Directions for this task. Find every line in the records below that holds the word "dentro", and copy it out.

Stored data.
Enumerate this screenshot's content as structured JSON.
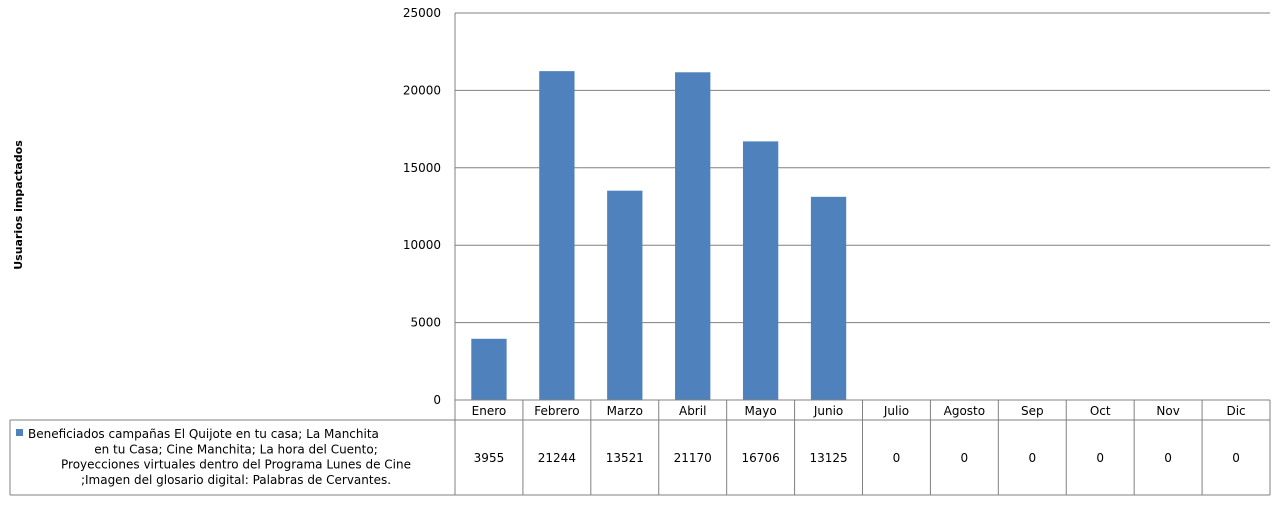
{
  "chart_data": {
    "type": "bar",
    "title": "",
    "xlabel": "",
    "ylabel": "Usuarios impactados",
    "ylim": [
      0,
      25000
    ],
    "yticks": [
      0,
      5000,
      10000,
      15000,
      20000,
      25000
    ],
    "grid": true,
    "categories": [
      "Enero",
      "Febrero",
      "Marzo",
      "Abril",
      "Mayo",
      "Junio",
      "Julio",
      "Agosto",
      "Sep",
      "Oct",
      "Nov",
      "Dic"
    ],
    "series": [
      {
        "name": "Beneficiados campañas El Quijote en tu casa; La Manchita en tu Casa; Cine Manchita; La hora del Cuento; Proyecciones virtuales dentro del Programa Lunes de Cine ;Imagen del glosario digital: Palabras  de Cervantes.",
        "name_lines": [
          "Beneficiados campañas El Quijote en tu casa; La Manchita",
          "en tu Casa; Cine Manchita; La hora del Cuento;",
          "Proyecciones virtuales dentro del Programa Lunes de Cine",
          ";Imagen del glosario digital: Palabras  de Cervantes."
        ],
        "values": [
          3955,
          21244,
          13521,
          21170,
          16706,
          13125,
          0,
          0,
          0,
          0,
          0,
          0
        ],
        "value_labels": [
          "3955",
          "21244",
          "13521",
          "21170",
          "16706",
          "13125",
          "0",
          "0",
          "0",
          "0",
          "0",
          "0"
        ],
        "color": "#4f81bd"
      }
    ],
    "data_table": true,
    "legend_placement": "data-table-left"
  }
}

Written response.
        "name": "Beneficiados campañas El Quijote en tu casa; La Manchita en tu Casa; Cine Manchita; La hora del Cuento; Proyecciones virtuales dentro del Programa Lunes de Cine ;Imagen del glosario digital: Palabras  de Cervantes.",
          "Proyecciones virtuales dentro del Programa Lunes de Cine",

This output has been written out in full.